# 数据摘录
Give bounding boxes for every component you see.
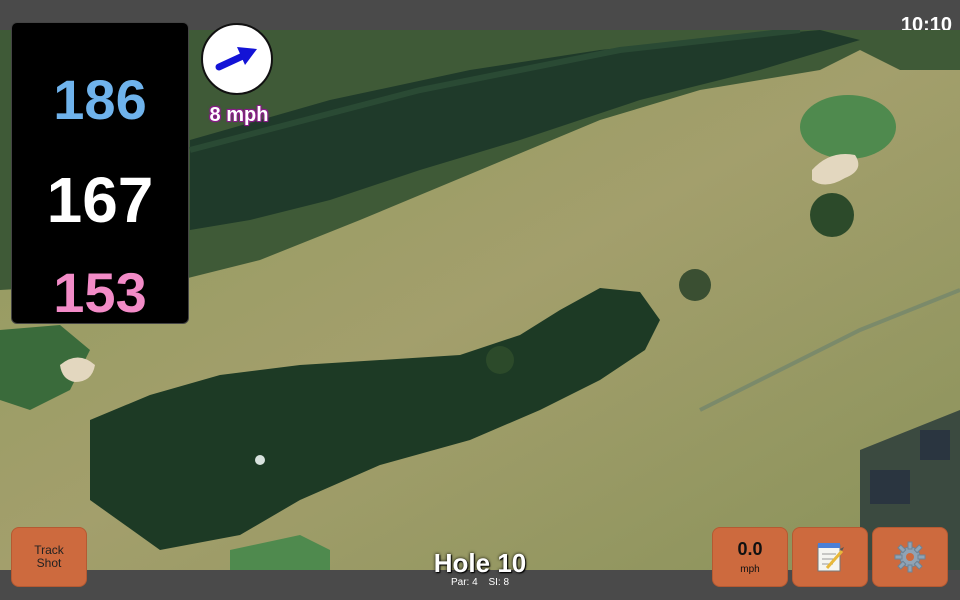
hole-stroke-index: SI: 8 [488, 577, 510, 588]
track-shot-label-line2: Shot [36, 556, 62, 570]
speed-value: 0.0 [737, 539, 763, 559]
notepad-icon [817, 543, 844, 572]
distance-panel[interactable]: 186 167 153 [11, 22, 189, 324]
hole-info: Par: 4 SI: 8 [400, 577, 560, 588]
wind-arrow-icon [215, 47, 257, 71]
speed-unit: mph [740, 564, 760, 575]
speed-button[interactable]: 0.0 mph [712, 527, 788, 587]
wind-indicator[interactable] [201, 23, 273, 95]
track-shot-button[interactable]: Track Shot [11, 527, 87, 587]
notes-button[interactable] [792, 527, 868, 587]
wind-speed-label: 8 mph [209, 104, 269, 126]
middle-distance: 167 [46, 164, 154, 236]
front-distance: 153 [53, 261, 147, 324]
hole-title: Hole 10 [433, 548, 527, 578]
hole-par: Par: 4 [450, 577, 478, 588]
gear-icon [894, 541, 926, 573]
back-distance: 186 [53, 68, 147, 131]
settings-button[interactable] [872, 527, 948, 587]
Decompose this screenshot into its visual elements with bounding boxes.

# 练习题目
请把上面条目中从含有“hole-stroke-index: SI: 8 [488, 577, 510, 588]”的那一行起，一直到含有“speed-unit: mph [740, 564, 760, 575]”的那一行为止（首尾两行都算在内）的各行表示成一个 JSON 字符串列表，每行一个字符串，空行不计。

# 正确答案
[
  "hole-stroke-index: SI: 8 [488, 577, 510, 588]",
  "track-shot-label-line2: Shot [36, 556, 62, 570]",
  "speed-value: 0.0 [737, 539, 763, 559]",
  "notepad-icon [817, 543, 844, 572]",
  "distance-panel[interactable]: 186 167 153 [11, 22, 189, 324]",
  "hole-info: Par: 4 SI: 8 [400, 577, 560, 588]",
  "wind-arrow-icon [215, 47, 257, 71]",
  "speed-unit: mph [740, 564, 760, 575]"
]